_What is required_. Reproduce the records exactly.

_Dataset records_.
· · ·
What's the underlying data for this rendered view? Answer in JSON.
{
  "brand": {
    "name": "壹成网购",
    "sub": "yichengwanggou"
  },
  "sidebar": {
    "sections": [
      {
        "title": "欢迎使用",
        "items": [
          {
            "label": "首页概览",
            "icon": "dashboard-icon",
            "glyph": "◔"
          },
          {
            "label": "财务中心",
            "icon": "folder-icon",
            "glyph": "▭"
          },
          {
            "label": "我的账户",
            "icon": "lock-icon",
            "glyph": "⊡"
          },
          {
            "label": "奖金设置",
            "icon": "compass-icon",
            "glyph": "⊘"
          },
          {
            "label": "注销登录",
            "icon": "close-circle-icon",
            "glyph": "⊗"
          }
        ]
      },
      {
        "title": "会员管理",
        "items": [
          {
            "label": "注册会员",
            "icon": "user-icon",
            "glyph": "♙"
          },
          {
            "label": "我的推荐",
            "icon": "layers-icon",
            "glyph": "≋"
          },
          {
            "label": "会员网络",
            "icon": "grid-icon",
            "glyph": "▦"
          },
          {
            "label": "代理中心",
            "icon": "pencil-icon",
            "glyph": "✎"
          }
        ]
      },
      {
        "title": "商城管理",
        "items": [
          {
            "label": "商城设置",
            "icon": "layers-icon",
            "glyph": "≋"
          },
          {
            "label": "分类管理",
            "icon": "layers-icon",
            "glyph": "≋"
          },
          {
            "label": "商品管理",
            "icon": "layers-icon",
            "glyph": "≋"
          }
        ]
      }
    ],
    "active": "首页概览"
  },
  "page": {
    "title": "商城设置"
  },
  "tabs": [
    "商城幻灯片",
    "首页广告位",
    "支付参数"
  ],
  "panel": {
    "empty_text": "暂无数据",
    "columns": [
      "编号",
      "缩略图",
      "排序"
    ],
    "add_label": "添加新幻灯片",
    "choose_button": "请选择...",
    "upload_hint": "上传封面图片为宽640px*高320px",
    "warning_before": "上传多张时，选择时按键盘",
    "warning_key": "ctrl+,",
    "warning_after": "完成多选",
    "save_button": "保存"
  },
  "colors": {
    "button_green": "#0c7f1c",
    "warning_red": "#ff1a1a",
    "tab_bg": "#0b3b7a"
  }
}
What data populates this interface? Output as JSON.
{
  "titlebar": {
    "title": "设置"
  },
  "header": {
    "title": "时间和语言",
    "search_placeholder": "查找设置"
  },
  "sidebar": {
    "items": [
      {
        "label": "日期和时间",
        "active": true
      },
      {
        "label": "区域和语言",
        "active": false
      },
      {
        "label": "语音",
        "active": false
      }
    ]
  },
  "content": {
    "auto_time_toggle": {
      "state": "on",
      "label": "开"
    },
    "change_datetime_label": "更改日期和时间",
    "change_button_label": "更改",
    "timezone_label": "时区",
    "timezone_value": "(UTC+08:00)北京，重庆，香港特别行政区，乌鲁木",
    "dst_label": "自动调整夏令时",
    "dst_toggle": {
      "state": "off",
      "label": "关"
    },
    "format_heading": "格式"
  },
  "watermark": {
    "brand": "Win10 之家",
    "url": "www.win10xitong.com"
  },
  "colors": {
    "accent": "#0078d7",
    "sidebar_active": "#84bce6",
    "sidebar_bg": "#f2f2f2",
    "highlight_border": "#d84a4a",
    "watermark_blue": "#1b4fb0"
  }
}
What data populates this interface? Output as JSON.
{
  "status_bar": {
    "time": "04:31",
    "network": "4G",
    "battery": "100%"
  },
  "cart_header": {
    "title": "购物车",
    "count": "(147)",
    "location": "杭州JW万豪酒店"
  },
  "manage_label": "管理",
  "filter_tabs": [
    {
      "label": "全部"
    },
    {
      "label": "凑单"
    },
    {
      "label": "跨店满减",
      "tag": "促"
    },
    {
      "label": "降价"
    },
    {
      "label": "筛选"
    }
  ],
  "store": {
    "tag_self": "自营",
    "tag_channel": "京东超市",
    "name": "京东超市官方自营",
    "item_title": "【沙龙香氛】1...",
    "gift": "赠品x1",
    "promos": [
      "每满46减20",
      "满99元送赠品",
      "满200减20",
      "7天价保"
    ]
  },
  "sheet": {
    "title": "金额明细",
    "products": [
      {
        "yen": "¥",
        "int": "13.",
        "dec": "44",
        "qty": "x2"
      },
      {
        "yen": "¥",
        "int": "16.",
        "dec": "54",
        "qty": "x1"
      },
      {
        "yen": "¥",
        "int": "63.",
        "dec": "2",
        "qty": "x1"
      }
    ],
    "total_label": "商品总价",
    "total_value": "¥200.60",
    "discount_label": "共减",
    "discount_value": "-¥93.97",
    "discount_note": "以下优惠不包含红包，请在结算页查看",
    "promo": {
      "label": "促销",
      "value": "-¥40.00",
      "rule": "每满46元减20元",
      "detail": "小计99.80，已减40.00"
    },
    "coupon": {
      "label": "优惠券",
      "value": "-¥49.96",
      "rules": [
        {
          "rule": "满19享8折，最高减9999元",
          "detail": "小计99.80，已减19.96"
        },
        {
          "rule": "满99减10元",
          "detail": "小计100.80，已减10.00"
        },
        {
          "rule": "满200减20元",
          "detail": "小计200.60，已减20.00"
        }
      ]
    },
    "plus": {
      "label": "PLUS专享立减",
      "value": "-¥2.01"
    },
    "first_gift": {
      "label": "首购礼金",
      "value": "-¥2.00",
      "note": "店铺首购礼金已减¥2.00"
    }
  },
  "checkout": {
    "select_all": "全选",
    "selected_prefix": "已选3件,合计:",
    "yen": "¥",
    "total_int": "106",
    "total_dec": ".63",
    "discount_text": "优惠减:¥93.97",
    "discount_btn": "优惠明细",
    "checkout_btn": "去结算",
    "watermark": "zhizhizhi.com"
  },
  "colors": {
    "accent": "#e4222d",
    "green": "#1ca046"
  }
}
· · ·
_Solution for this problem_.
What's the underlying data for this rendered view? Answer in JSON.
{
  "brand": {
    "name": "壹成网购",
    "sub": "yichengwanggou"
  },
  "sidebar": {
    "sections": [
      {
        "title": "欢迎使用",
        "items": [
          {
            "label": "首页概览",
            "icon": "dashboard-icon",
            "glyph": "◔"
          },
          {
            "label": "财务中心",
            "icon": "folder-icon",
            "glyph": "▭"
          },
          {
            "label": "我的账户",
            "icon": "lock-icon",
            "glyph": "⊡"
          },
          {
            "label": "奖金设置",
            "icon": "compass-icon",
            "glyph": "⊘"
          },
          {
            "label": "注销登录",
            "icon": "close-circle-icon",
            "glyph": "⊗"
          }
        ]
      },
      {
        "title": "会员管理",
        "items": [
          {
            "label": "注册会员",
            "icon": "user-icon",
            "glyph": "♙"
          },
          {
            "label": "我的推荐",
            "icon": "layers-icon",
            "glyph": "≋"
          },
          {
            "label": "会员网络",
            "icon": "grid-icon",
            "glyph": "▦"
          },
          {
            "label": "代理中心",
            "icon": "pencil-icon",
            "glyph": "✎"
          }
        ]
      },
      {
        "title": "商城管理",
        "items": [
          {
            "label": "商城设置",
            "icon": "layers-icon",
            "glyph": "≋"
          },
          {
            "label": "分类管理",
            "icon": "layers-icon",
            "glyph": "≋"
          },
          {
            "label": "商品管理",
            "icon": "layers-icon",
            "glyph": "≋"
          }
        ]
      }
    ],
    "active": "首页概览"
  },
  "page": {
    "title": "商城设置"
  },
  "tabs": [
    "商城幻灯片",
    "首页广告位",
    "支付参数"
  ],
  "panel": {
    "empty_text": "暂无数据",
    "columns": [
      "编号",
      "缩略图",
      "排序"
    ],
    "add_label": "添加新幻灯片",
    "choose_button": "请选择...",
    "upload_hint": "上传封面图片为宽640px*高320px",
    "warning_before": "上传多张时，选择时按键盘",
    "warning_key": "ctrl+,",
    "warning_after": "完成多选",
    "save_button": "保存"
  },
  "colors": {
    "button_green": "#0c7f1c",
    "warning_red": "#ff1a1a",
    "tab_bg": "#0b3b7a"
  }
}
What data populates this interface? Output as JSON.
{
  "titlebar": {
    "title": "设置"
  },
  "header": {
    "title": "时间和语言",
    "search_placeholder": "查找设置"
  },
  "sidebar": {
    "items": [
      {
        "label": "日期和时间",
        "active": true
      },
      {
        "label": "区域和语言",
        "active": false
      },
      {
        "label": "语音",
        "active": false
      }
    ]
  },
  "content": {
    "auto_time_toggle": {
      "state": "on",
      "label": "开"
    },
    "change_datetime_label": "更改日期和时间",
    "change_button_label": "更改",
    "timezone_label": "时区",
    "timezone_value": "(UTC+08:00)北京，重庆，香港特别行政区，乌鲁木",
    "dst_label": "自动调整夏令时",
    "dst_toggle": {
      "state": "off",
      "label": "关"
    },
    "format_heading": "格式"
  },
  "watermark": {
    "brand": "Win10 之家",
    "url": "www.win10xitong.com"
  },
  "colors": {
    "accent": "#0078d7",
    "sidebar_active": "#84bce6",
    "sidebar_bg": "#f2f2f2",
    "highlight_border": "#d84a4a",
    "watermark_blue": "#1b4fb0"
  }
}
What data populates this interface? Output as JSON.
{
  "status_bar": {
    "time": "04:31",
    "network": "4G",
    "battery": "100%"
  },
  "cart_header": {
    "title": "购物车",
    "count": "(147)",
    "location": "杭州JW万豪酒店"
  },
  "manage_label": "管理",
  "filter_tabs": [
    {
      "label": "全部"
    },
    {
      "label": "凑单"
    },
    {
      "label": "跨店满减",
      "tag": "促"
    },
    {
      "label": "降价"
    },
    {
      "label": "筛选"
    }
  ],
  "store": {
    "tag_self": "自营",
    "tag_channel": "京东超市",
    "name": "京东超市官方自营",
    "item_title": "【沙龙香氛】1...",
    "gift": "赠品x1",
    "promos": [
      "每满46减20",
      "满99元送赠品",
      "满200减20",
      "7天价保"
    ]
  },
  "sheet": {
    "title": "金额明细",
    "products": [
      {
        "yen": "¥",
        "int": "13.",
        "dec": "44",
        "qty": "x2"
      },
      {
        "yen": "¥",
        "int": "16.",
        "dec": "54",
        "qty": "x1"
      },
      {
        "yen": "¥",
        "int": "63.",
        "dec": "2",
        "qty": "x1"
      }
    ],
    "total_label": "商品总价",
    "total_value": "¥200.60",
    "discount_label": "共减",
    "discount_value": "-¥93.97",
    "discount_note": "以下优惠不包含红包，请在结算页查看",
    "promo": {
      "label": "促销",
      "value": "-¥40.00",
      "rule": "每满46元减20元",
      "detail": "小计99.80，已减40.00"
    },
    "coupon": {
      "label": "优惠券",
      "value": "-¥49.96",
      "rules": [
        {
          "rule": "满19享8折，最高减9999元",
          "detail": "小计99.80，已减19.96"
        },
        {
          "rule": "满99减10元",
          "detail": "小计100.80，已减10.00"
        },
        {
          "rule": "满200减20元",
          "detail": "小计200.60，已减20.00"
        }
      ]
    },
    "plus": {
      "label": "PLUS专享立减",
      "value": "-¥2.01"
    },
    "first_gift": {
      "label": "首购礼金",
      "value": "-¥2.00",
      "note": "店铺首购礼金已减¥2.00"
    }
  },
  "checkout": {
    "select_all": "全选",
    "selected_prefix": "已选3件,合计:",
    "yen": "¥",
    "total_int": "106",
    "total_dec": ".63",
    "discount_text": "优惠减:¥93.97",
    "discount_btn": "优惠明细",
    "checkout_btn": "去结算",
    "watermark": "zhizhizhi.com"
  },
  "colors": {
    "accent": "#e4222d",
    "green": "#1ca046"
  }
}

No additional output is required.